* **AIM**
Check every line of the entries below for the word "episodes", and copy the ones that have it.

○ ○ ○

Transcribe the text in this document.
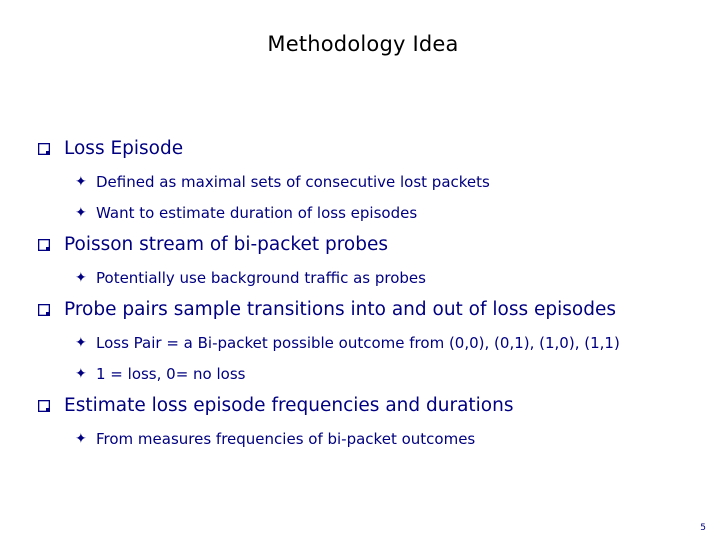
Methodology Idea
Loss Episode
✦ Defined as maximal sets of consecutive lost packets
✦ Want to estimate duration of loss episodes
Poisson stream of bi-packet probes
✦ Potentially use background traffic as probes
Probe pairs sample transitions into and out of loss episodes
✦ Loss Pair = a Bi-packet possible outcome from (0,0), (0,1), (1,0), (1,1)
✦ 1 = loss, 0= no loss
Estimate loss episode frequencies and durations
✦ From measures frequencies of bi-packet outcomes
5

○ ○ ○

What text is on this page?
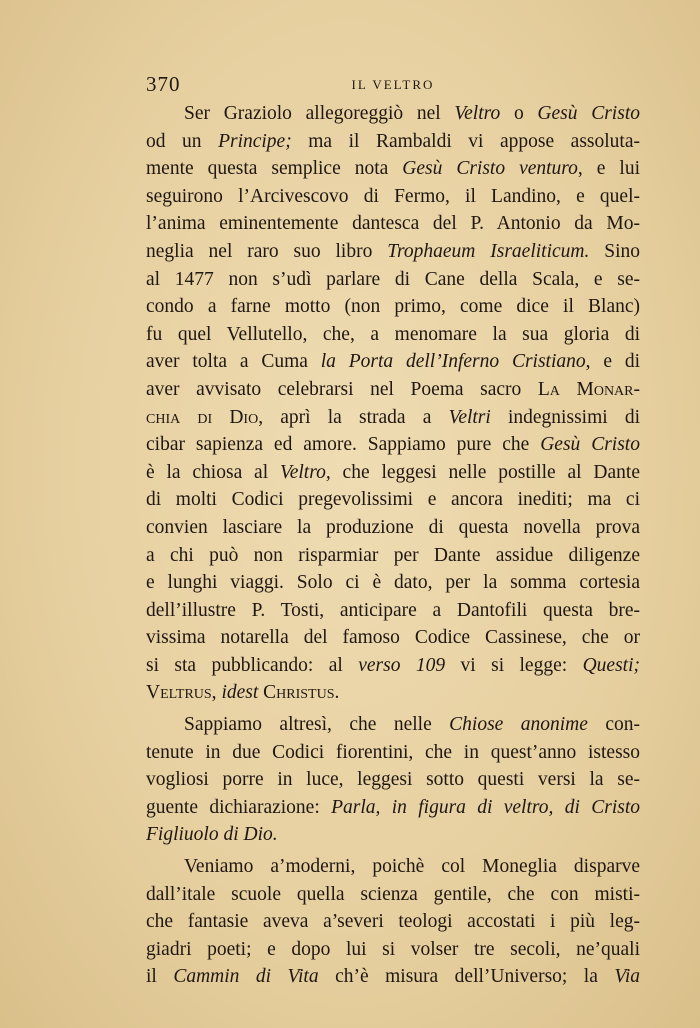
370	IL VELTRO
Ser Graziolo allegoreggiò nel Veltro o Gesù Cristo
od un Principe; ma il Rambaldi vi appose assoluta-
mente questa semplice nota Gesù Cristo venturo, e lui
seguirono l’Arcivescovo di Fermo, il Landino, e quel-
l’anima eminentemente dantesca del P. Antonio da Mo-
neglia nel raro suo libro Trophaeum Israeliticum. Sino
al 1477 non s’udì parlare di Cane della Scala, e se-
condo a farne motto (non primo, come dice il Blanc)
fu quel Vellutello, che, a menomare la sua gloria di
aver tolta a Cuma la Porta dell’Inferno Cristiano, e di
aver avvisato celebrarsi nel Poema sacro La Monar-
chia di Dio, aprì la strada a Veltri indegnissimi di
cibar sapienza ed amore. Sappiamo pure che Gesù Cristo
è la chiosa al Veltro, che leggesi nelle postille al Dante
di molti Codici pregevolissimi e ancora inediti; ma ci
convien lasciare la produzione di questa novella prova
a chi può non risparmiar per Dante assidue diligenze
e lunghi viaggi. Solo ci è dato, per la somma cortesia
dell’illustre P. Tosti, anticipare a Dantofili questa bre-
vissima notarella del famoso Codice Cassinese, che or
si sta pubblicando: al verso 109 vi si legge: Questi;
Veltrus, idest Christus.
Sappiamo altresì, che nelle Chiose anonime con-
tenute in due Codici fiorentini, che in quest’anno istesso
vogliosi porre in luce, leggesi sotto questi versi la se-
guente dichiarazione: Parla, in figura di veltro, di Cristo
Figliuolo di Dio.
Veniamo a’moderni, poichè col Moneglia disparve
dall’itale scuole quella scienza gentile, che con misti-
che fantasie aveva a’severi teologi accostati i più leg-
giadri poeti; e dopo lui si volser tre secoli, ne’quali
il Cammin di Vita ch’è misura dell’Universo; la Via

○ ○ ○

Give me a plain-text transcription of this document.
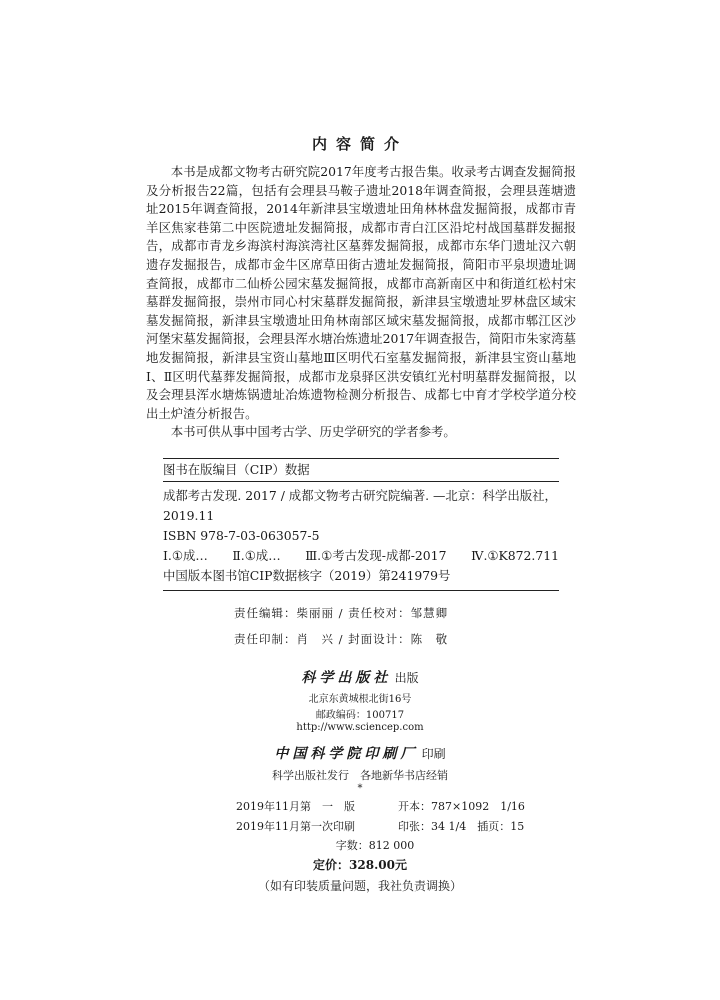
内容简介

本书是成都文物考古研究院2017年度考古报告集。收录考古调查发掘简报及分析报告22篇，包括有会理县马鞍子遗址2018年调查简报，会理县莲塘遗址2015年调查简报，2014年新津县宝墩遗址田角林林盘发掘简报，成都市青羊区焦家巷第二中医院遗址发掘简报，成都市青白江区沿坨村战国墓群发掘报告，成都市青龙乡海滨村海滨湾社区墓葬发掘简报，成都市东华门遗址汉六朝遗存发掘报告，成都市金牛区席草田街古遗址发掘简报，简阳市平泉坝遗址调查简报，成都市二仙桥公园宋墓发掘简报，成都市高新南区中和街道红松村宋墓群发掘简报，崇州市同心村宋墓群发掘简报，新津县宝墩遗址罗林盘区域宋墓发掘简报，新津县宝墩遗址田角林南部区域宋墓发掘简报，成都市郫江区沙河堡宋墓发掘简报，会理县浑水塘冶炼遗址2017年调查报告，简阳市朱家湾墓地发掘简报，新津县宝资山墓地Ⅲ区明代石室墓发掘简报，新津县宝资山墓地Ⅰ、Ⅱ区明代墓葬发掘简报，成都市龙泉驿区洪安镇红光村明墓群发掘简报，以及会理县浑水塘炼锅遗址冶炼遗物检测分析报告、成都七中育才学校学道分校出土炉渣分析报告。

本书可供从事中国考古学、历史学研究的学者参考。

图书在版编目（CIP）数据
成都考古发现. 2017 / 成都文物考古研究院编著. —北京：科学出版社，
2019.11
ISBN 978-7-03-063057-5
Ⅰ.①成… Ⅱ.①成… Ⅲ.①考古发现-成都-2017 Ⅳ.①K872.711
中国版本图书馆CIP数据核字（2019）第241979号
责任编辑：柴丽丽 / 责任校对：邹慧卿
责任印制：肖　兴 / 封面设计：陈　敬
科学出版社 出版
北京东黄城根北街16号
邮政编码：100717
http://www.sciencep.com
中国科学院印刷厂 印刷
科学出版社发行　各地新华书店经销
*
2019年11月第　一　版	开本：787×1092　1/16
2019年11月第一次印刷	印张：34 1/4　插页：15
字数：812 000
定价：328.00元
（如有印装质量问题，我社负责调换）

○ ○ ○

* **RESPONSE**
✦ Want to estimate duration of loss episodes
Probe pairs sample transitions into and out of loss episodes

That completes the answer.